*What the task asks*.
Tally the lines that contain "documentation" and report the total alone.

*Data supplied*.
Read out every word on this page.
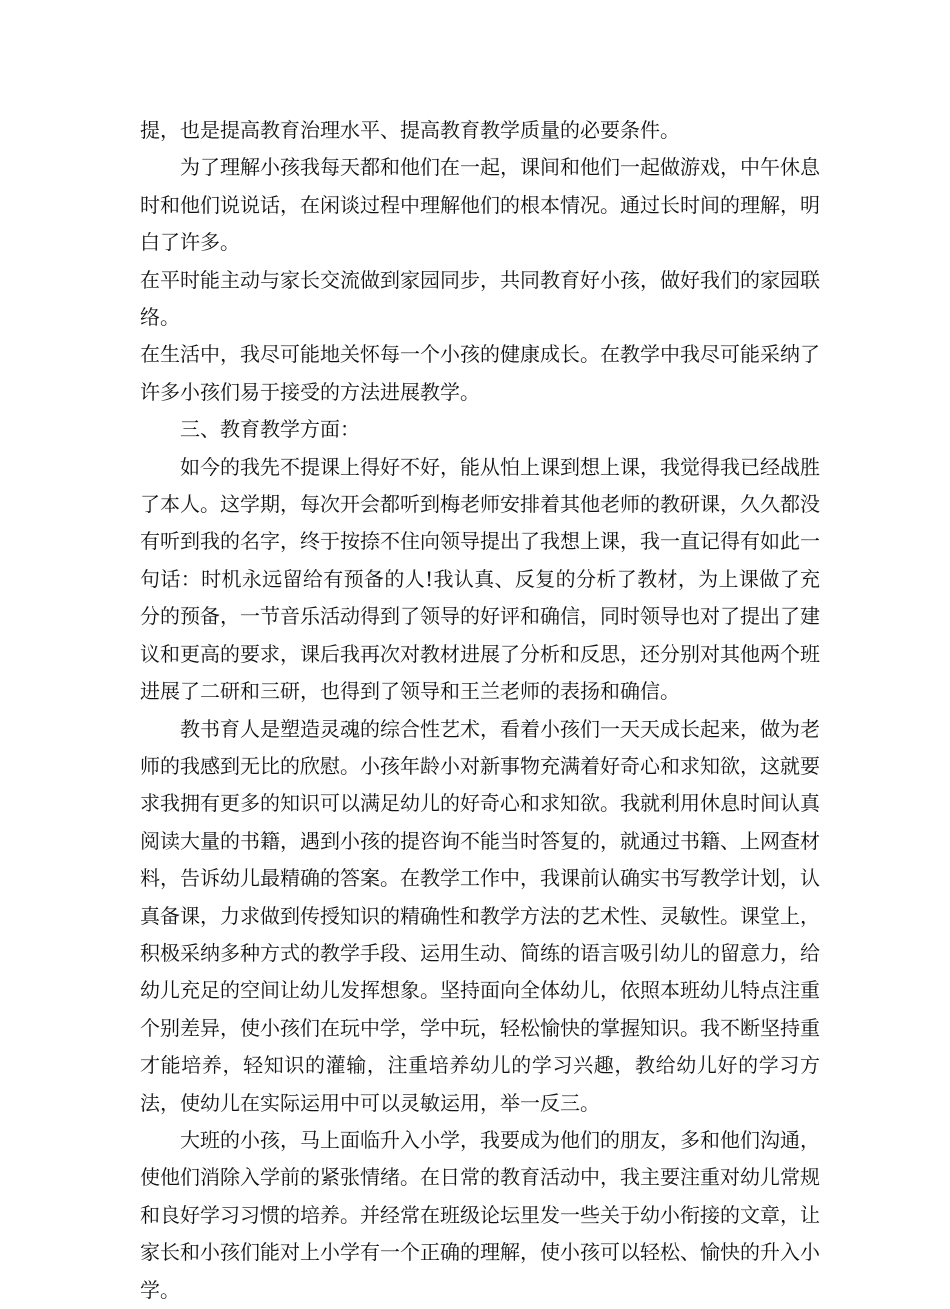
提，也是提高教育治理水平、提高教育教学质量的必要条件。

为了理解小孩我每天都和他们在一起，课间和他们一起做游戏，中午休息时和他们说说话，在闲谈过程中理解他们的根本情况。通过长时间的理解，明白了许多。

在平时能主动与家长交流做到家园同步，共同教育好小孩，做好我们的家园联络。

在生活中，我尽可能地关怀每一个小孩的健康成长。在教学中我尽可能采纳了许多小孩们易于接受的方法进展教学。

三、教育教学方面：

如今的我先不提课上得好不好，能从怕上课到想上课，我觉得我已经战胜了本人。这学期，每次开会都听到梅老师安排着其他老师的教研课，久久都没有听到我的名字，终于按捺不住向领导提出了我想上课，我一直记得有如此一句话：时机永远留给有预备的人!我认真、反复的分析了教材，为上课做了充分的预备，一节音乐活动得到了领导的好评和确信，同时领导也对了提出了建议和更高的要求，课后我再次对教材进展了分析和反思，还分别对其他两个班进展了二研和三研，也得到了领导和王兰老师的表扬和确信。

教书育人是塑造灵魂的综合性艺术，看着小孩们一天天成长起来，做为老师的我感到无比的欣慰。小孩年龄小对新事物充满着好奇心和求知欲，这就要求我拥有更多的知识可以满足幼儿的好奇心和求知欲。我就利用休息时间认真阅读大量的书籍，遇到小孩的提咨询不能当时答复的，就通过书籍、上网查材料，告诉幼儿最精确的答案。在教学工作中，我课前认确实书写教学计划，认真备课，力求做到传授知识的精确性和教学方法的艺术性、灵敏性。课堂上，积极采纳多种方式的教学手段、运用生动、简练的语言吸引幼儿的留意力，给幼儿充足的空间让幼儿发挥想象。坚持面向全体幼儿，依照本班幼儿特点注重个别差异，使小孩们在玩中学，学中玩，轻松愉快的掌握知识。我不断坚持重才能培养，轻知识的灌输，注重培养幼儿的学习兴趣，教给幼儿好的学习方法，使幼儿在实际运用中可以灵敏运用，举一反三。

大班的小孩，马上面临升入小学，我要成为他们的朋友，多和他们沟通，使他们消除入学前的紧张情绪。在日常的教育活动中，我主要注重对幼儿常规和良好学习习惯的培养。并经常在班级论坛里发一些关于幼小衔接的文章，让家长和小孩们能对上小学有一个正确的理解，使小孩可以轻松、愉快的升入小学。
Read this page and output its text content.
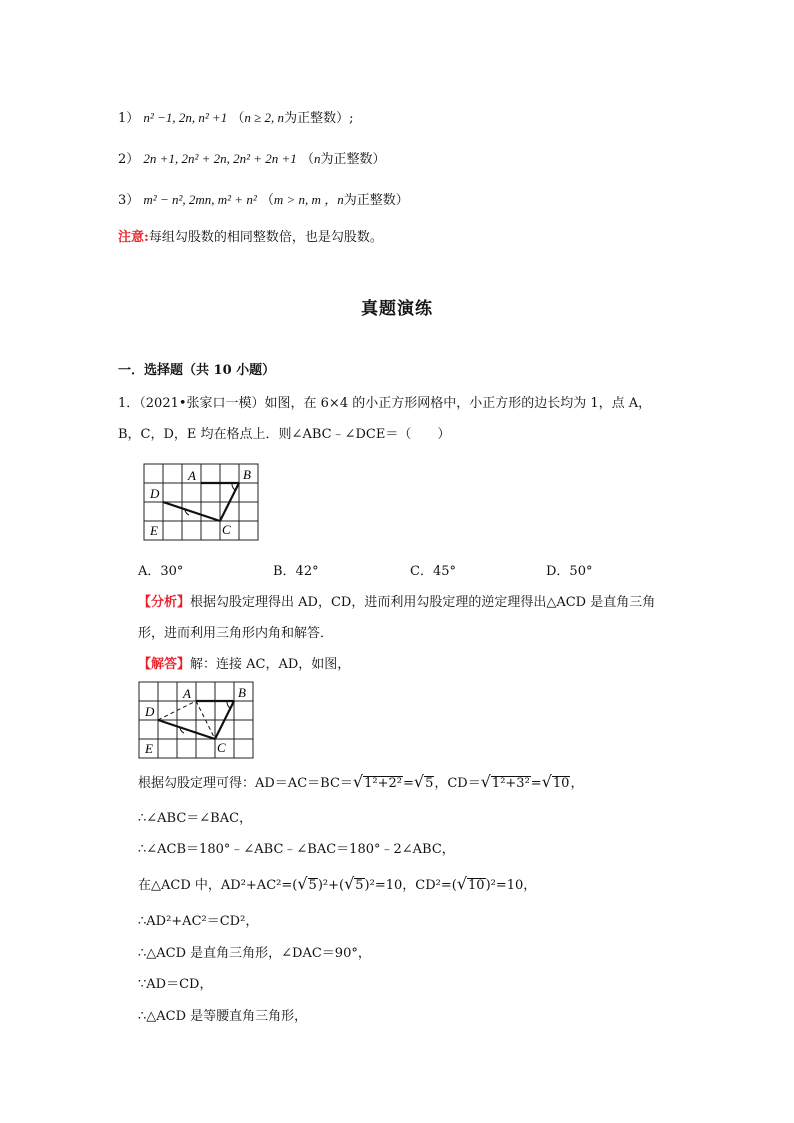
1） n² −1, 2n, n² +1 （n ≥ 2, n为正整数）;
2） 2n +1, 2n² + 2n, 2n² + 2n +1 （n为正整数）
3） m² − n², 2mn, m² + n² （m > n, m ，n为正整数）
注意:每组勾股数的相同整数倍，也是勾股数。
真题演练
一．选择题（共 10 小题）
1．（2021•张家口一模）如图，在 6×4 的小正方形网格中，小正方形的边长均为 1，点 A，
B，C，D，E 均在格点上．则∠ABC﹣∠DCE＝（　　）
A	B
C
D
E
A．30°	B．42°	C．45°	D．50°
【分析】根据勾股定理得出 AD，CD，进而利用勾股定理的逆定理得出△ACD 是直角三角
形，进而利用三角形内角和解答．
【解答】解：连接 AC，AD，如图，
A	B
C
D
E
根据勾股定理可得：AD＝AC＝BC＝√1²+2²=√5，CD＝√1²+3²=√10，
∴∠ABC＝∠BAC，
∴∠ACB＝180°﹣∠ABC﹣∠BAC＝180°﹣2∠ABC，
在△ACD 中，AD²+AC²=(√5)²+(√5)²=10，CD²=(√10)²=10，
∴AD²+AC²＝CD²，
∴△ACD 是直角三角形，∠DAC＝90°，
∵AD＝CD，
∴△ACD 是等腰直角三角形，
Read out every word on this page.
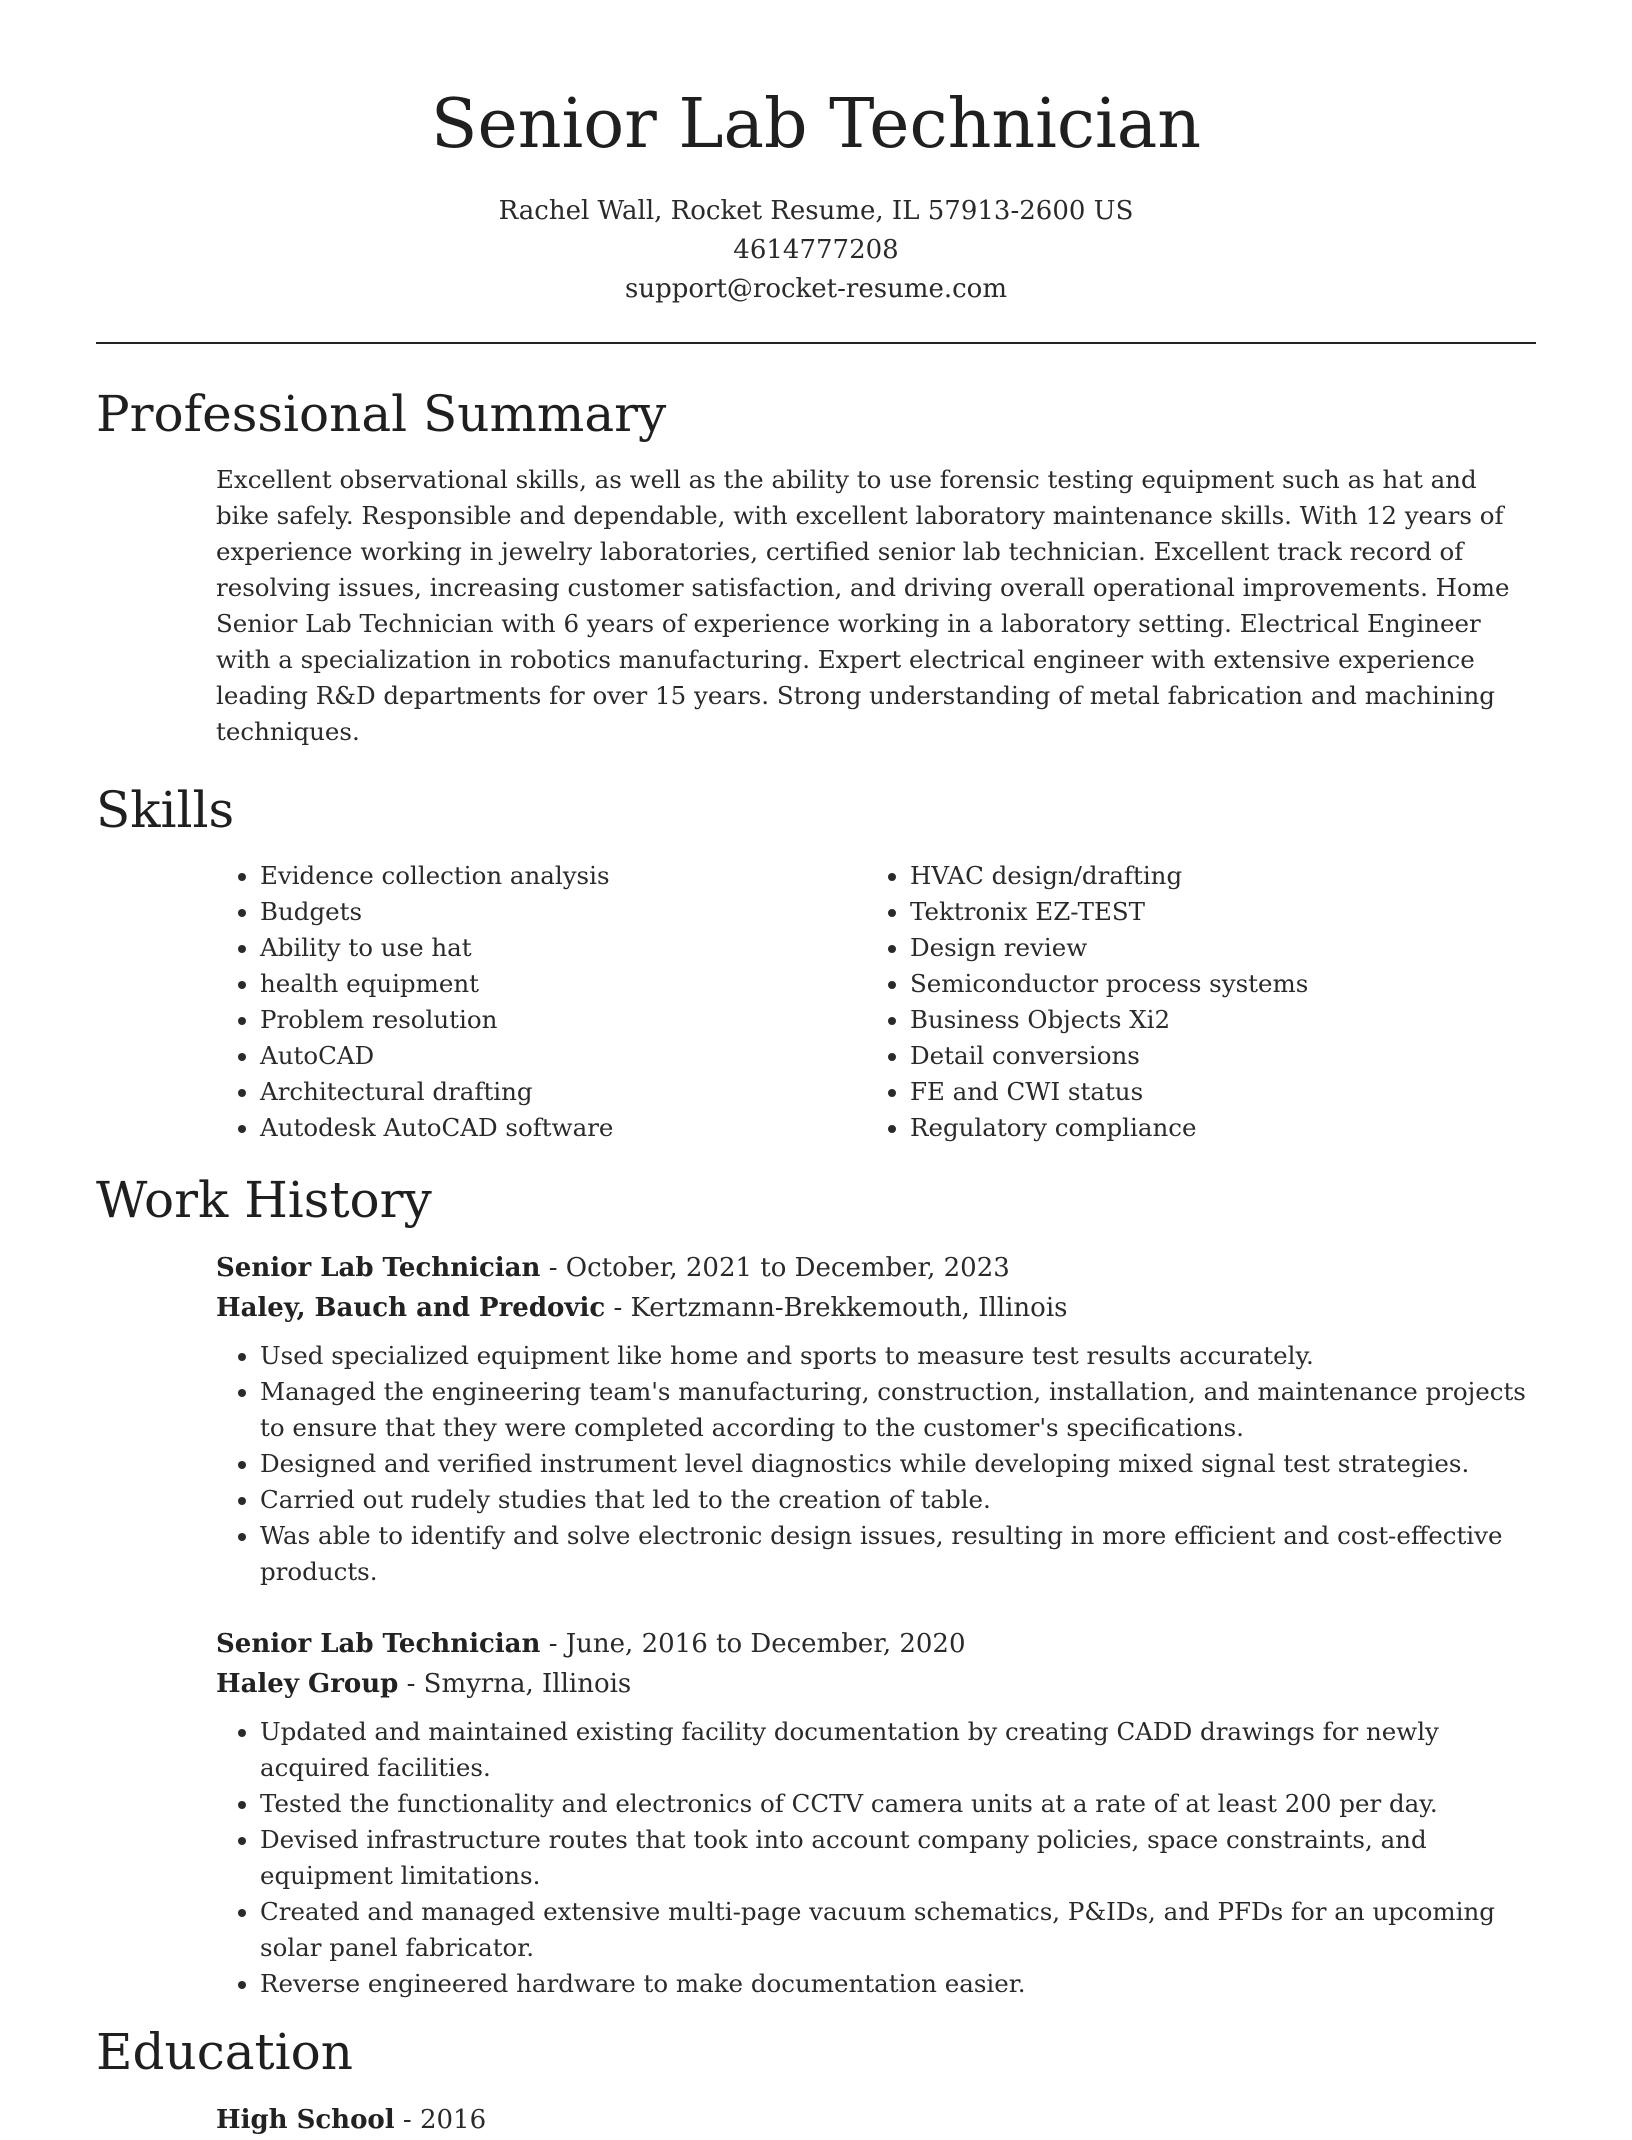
Senior Lab Technician
Rachel Wall, Rocket Resume, IL 57913-2600 US
4614777208
support@rocket-resume.com
Professional Summary

Excellent observational skills, as well as the ability to use forensic testing equipment such as hat and bike safely. Responsible and dependable, with excellent laboratory maintenance skills. With 12 years of experience working in jewelry laboratories, certified senior lab technician. Excellent track record of resolving issues, increasing customer satisfaction, and driving overall operational improvements. Home Senior Lab Technician with 6 years of experience working in a laboratory setting. Electrical Engineer with a specialization in robotics manufacturing. Expert electrical engineer with extensive experience leading R&D departments for over 15 years. Strong understanding of metal fabrication and machining techniques.

Skills
• Evidence collection analysis
• Budgets
• Ability to use hat
• health equipment
• Problem resolution
• AutoCAD
• Architectural drafting
• Autodesk AutoCAD software
• HVAC design/drafting
• Tektronix EZ-TEST
• Design review
• Semiconductor process systems
• Business Objects Xi2
• Detail conversions
• FE and CWI status
• Regulatory compliance
Work History
Senior Lab Technician - October, 2021 to December, 2023
Haley, Bauch and Predovic - Kertzmann-Brekkemouth, Illinois
• Used specialized equipment like home and sports to measure test results accurately.
• Managed the engineering team's manufacturing, construction, installation, and maintenance projects to ensure that they were completed according to the customer's specifications.
• Designed and verified instrument level diagnostics while developing mixed signal test strategies.
• Carried out rudely studies that led to the creation of table.
• Was able to identify and solve electronic design issues, resulting in more efficient and cost-effective products.
Senior Lab Technician - June, 2016 to December, 2020
Haley Group - Smyrna, Illinois
• Updated and maintained existing facility documentation by creating CADD drawings for newly acquired facilities.
• Tested the functionality and electronics of CCTV camera units at a rate of at least 200 per day.
• Devised infrastructure routes that took into account company policies, space constraints, and equipment limitations.
• Created and managed extensive multi-page vacuum schematics, P&IDs, and PFDs for an upcoming solar panel fabricator.
• Reverse engineered hardware to make documentation easier.
Education
High School - 2016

*Written solution*.
2